══ Task input ══

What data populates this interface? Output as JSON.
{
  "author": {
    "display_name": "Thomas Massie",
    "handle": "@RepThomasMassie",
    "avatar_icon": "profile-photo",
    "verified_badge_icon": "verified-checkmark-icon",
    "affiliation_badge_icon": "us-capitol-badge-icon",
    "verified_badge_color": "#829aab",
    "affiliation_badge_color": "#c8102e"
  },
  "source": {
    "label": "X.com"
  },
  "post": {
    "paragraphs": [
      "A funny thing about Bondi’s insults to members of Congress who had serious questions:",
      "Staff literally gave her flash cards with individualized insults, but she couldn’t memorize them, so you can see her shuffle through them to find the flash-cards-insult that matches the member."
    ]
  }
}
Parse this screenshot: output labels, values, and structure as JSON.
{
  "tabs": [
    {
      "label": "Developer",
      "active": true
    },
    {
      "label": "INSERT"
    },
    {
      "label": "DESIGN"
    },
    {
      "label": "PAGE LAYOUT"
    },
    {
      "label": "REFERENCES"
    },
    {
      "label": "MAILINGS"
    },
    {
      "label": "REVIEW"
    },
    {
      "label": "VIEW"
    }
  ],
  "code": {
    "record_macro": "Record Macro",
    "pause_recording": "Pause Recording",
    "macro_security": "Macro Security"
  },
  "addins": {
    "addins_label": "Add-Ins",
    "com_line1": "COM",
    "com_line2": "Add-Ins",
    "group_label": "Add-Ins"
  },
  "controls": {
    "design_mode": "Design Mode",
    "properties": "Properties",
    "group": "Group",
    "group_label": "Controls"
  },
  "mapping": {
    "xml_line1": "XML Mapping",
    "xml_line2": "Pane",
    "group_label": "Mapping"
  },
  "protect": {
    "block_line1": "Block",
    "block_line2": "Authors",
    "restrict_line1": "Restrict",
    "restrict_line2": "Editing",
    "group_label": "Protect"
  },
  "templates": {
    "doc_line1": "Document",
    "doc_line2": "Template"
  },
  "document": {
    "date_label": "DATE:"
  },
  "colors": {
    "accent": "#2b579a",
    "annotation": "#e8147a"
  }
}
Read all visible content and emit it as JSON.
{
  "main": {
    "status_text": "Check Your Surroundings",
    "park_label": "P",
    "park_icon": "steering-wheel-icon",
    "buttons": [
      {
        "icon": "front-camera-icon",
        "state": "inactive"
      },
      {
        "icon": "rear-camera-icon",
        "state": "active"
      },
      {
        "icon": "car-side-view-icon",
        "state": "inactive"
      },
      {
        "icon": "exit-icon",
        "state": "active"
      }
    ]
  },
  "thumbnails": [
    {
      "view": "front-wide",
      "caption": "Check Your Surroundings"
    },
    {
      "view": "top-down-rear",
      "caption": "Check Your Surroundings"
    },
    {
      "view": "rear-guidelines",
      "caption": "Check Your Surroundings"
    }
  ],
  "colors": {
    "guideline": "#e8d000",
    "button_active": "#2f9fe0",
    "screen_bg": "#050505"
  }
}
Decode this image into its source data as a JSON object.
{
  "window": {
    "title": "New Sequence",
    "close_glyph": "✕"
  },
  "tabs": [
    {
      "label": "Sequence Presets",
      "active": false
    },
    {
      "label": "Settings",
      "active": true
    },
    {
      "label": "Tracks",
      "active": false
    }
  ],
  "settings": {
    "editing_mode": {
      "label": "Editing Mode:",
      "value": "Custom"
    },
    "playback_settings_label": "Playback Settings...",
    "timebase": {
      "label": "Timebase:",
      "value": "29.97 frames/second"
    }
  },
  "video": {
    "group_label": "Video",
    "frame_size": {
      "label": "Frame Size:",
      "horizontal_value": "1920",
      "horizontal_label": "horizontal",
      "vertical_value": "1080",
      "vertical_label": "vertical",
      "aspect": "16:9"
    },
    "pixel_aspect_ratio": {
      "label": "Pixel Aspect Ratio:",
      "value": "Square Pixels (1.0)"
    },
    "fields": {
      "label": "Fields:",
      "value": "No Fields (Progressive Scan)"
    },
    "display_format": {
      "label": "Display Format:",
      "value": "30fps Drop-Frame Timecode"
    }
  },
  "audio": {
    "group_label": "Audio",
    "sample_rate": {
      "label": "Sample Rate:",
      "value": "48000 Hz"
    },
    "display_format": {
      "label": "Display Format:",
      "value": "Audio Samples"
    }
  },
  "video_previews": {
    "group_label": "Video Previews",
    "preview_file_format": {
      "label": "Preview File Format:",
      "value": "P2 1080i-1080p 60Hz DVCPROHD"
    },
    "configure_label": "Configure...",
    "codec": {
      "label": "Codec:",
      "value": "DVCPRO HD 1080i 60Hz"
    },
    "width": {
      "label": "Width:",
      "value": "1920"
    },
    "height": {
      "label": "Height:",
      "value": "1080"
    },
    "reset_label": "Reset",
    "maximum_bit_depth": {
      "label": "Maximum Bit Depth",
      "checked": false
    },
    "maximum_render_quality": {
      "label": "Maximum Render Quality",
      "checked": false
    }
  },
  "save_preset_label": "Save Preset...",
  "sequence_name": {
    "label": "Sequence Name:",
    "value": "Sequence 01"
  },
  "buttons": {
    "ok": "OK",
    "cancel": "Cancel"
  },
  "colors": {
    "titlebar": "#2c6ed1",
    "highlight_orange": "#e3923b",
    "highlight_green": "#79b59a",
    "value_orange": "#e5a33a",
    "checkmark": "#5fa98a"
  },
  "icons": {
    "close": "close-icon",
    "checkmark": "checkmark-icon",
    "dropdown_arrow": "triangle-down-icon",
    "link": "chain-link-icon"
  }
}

═══

### [Exercise objective]
Indicate how many lines of the material contain the string "data", giving the number and nothing more.

### [Result]
2